▶ _Input records_

__________________________________________________

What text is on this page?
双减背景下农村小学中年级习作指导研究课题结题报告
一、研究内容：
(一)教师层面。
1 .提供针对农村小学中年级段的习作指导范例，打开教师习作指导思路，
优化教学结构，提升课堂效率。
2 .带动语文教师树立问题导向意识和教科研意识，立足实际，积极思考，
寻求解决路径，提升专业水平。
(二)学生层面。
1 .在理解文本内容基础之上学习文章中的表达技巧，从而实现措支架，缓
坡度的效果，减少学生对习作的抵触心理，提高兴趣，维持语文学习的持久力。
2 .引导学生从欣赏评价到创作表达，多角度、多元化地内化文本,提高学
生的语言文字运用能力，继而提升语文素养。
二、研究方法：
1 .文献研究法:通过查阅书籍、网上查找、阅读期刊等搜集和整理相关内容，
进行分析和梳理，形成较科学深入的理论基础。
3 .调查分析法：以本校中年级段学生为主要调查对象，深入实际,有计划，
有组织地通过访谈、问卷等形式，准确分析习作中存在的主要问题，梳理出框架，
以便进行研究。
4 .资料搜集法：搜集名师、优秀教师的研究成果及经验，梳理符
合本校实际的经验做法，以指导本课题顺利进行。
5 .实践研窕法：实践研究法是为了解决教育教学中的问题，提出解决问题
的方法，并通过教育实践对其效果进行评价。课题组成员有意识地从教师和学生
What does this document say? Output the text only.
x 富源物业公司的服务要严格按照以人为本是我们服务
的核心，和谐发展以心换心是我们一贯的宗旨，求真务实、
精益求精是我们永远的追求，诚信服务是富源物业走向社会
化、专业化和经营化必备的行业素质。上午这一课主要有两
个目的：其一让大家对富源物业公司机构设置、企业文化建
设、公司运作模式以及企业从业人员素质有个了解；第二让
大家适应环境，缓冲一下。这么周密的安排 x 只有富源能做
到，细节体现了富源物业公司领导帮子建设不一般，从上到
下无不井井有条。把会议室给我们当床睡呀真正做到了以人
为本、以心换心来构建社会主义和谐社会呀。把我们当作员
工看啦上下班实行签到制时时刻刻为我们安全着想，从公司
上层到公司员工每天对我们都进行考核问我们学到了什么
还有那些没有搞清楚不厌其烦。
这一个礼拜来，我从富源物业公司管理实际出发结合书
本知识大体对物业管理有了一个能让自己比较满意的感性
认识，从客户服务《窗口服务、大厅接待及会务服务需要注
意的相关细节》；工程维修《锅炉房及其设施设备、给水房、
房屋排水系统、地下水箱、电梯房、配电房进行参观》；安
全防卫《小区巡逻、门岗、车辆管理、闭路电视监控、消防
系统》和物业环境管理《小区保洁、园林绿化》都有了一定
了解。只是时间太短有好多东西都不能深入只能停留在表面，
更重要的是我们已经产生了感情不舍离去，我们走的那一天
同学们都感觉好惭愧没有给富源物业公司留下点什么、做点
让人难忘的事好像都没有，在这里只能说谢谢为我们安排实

__________________________________________________

▶ _What is required_
Print the entries exactly. Include every one.

▶ _Full solution_
What text is on this page?
双减背景下农村小学中年级习作指导研究课题结题报告
一、研究内容：
(一)教师层面。
1 .提供针对农村小学中年级段的习作指导范例，打开教师习作指导思路，
优化教学结构，提升课堂效率。
2 .带动语文教师树立问题导向意识和教科研意识，立足实际，积极思考，
寻求解决路径，提升专业水平。
(二)学生层面。
1 .在理解文本内容基础之上学习文章中的表达技巧，从而实现措支架，缓
坡度的效果，减少学生对习作的抵触心理，提高兴趣，维持语文学习的持久力。
2 .引导学生从欣赏评价到创作表达，多角度、多元化地内化文本,提高学
生的语言文字运用能力，继而提升语文素养。
二、研究方法：
1 .文献研究法:通过查阅书籍、网上查找、阅读期刊等搜集和整理相关内容，
进行分析和梳理，形成较科学深入的理论基础。
3 .调查分析法：以本校中年级段学生为主要调查对象，深入实际,有计划，
有组织地通过访谈、问卷等形式，准确分析习作中存在的主要问题，梳理出框架，
以便进行研究。
4 .资料搜集法：搜集名师、优秀教师的研究成果及经验，梳理符
合本校实际的经验做法，以指导本课题顺利进行。
5 .实践研窕法：实践研究法是为了解决教育教学中的问题，提出解决问题
的方法，并通过教育实践对其效果进行评价。课题组成员有意识地从教师和学生
What does this document say? Output the text only.
x 富源物业公司的服务要严格按照以人为本是我们服务
的核心，和谐发展以心换心是我们一贯的宗旨，求真务实、
精益求精是我们永远的追求，诚信服务是富源物业走向社会
化、专业化和经营化必备的行业素质。上午这一课主要有两
个目的：其一让大家对富源物业公司机构设置、企业文化建
设、公司运作模式以及企业从业人员素质有个了解；第二让
大家适应环境，缓冲一下。这么周密的安排 x 只有富源能做
到，细节体现了富源物业公司领导帮子建设不一般，从上到
下无不井井有条。把会议室给我们当床睡呀真正做到了以人
为本、以心换心来构建社会主义和谐社会呀。把我们当作员
工看啦上下班实行签到制时时刻刻为我们安全着想，从公司
上层到公司员工每天对我们都进行考核问我们学到了什么
还有那些没有搞清楚不厌其烦。
这一个礼拜来，我从富源物业公司管理实际出发结合书
本知识大体对物业管理有了一个能让自己比较满意的感性
认识，从客户服务《窗口服务、大厅接待及会务服务需要注
意的相关细节》；工程维修《锅炉房及其设施设备、给水房、
房屋排水系统、地下水箱、电梯房、配电房进行参观》；安
全防卫《小区巡逻、门岗、车辆管理、闭路电视监控、消防
系统》和物业环境管理《小区保洁、园林绿化》都有了一定
了解。只是时间太短有好多东西都不能深入只能停留在表面，
更重要的是我们已经产生了感情不舍离去，我们走的那一天
同学们都感觉好惭愧没有给富源物业公司留下点什么、做点
让人难忘的事好像都没有，在这里只能说谢谢为我们安排实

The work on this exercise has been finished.